EXERCISE INPUT >>
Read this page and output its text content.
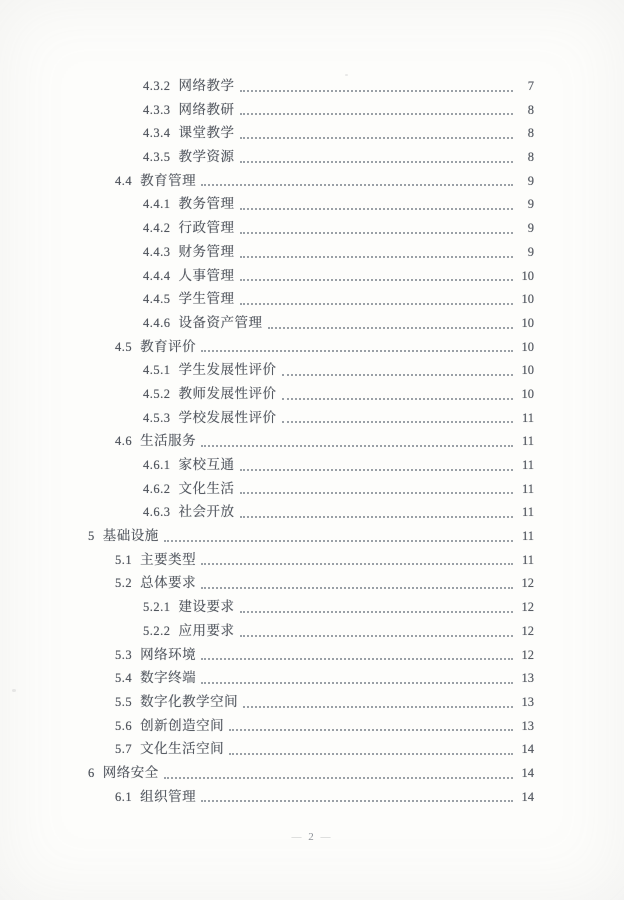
4.3.2 网络教学	7
4.3.3 网络教研	8
4.3.4 课堂教学	8
4.3.5 教学资源	8
4.4 教育管理	9
4.4.1 教务管理	9
4.4.2 行政管理	9
4.4.3 财务管理	9
4.4.4 人事管理	10
4.4.5 学生管理	10
4.4.6 设备资产管理	10
4.5 教育评价	10
4.5.1 学生发展性评价	10
4.5.2 教师发展性评价	10
4.5.3 学校发展性评价	11
4.6 生活服务	11
4.6.1 家校互通	11
4.6.2 文化生活	11
4.6.3 社会开放	11
5 基础设施	11
5.1 主要类型	11
5.2 总体要求	12
5.2.1 建设要求	12
5.2.2 应用要求	12
5.3 网络环境	12
5.4 数字终端	13
5.5 数字化教学空间	13
5.6 创新创造空间	13
5.7 文化生活空间	14
6 网络安全	14
6.1 组织管理	14
— 2 —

TASK TO CARRY OUT >> Replicate the material above verbatim; images stay out of the copy.

FULL SOLUTION >>
Read this page and output its text content.
4.3.2 网络教学	7
4.3.3 网络教研	8
4.3.4 课堂教学	8
4.3.5 教学资源	8
4.4 教育管理	9
4.4.1 教务管理	9
4.4.2 行政管理	9
4.4.3 财务管理	9
4.4.4 人事管理	10
4.4.5 学生管理	10
4.4.6 设备资产管理	10
4.5 教育评价	10
4.5.1 学生发展性评价	10
4.5.2 教师发展性评价	10
4.5.3 学校发展性评价	11
4.6 生活服务	11
4.6.1 家校互通	11
4.6.2 文化生活	11
4.6.3 社会开放	11
5 基础设施	11
5.1 主要类型	11
5.2 总体要求	12
5.2.1 建设要求	12
5.2.2 应用要求	12
5.3 网络环境	12
5.4 数字终端	13
5.5 数字化教学空间	13
5.6 创新创造空间	13
5.7 文化生活空间	14
6 网络安全	14
6.1 组织管理	14
— 2 —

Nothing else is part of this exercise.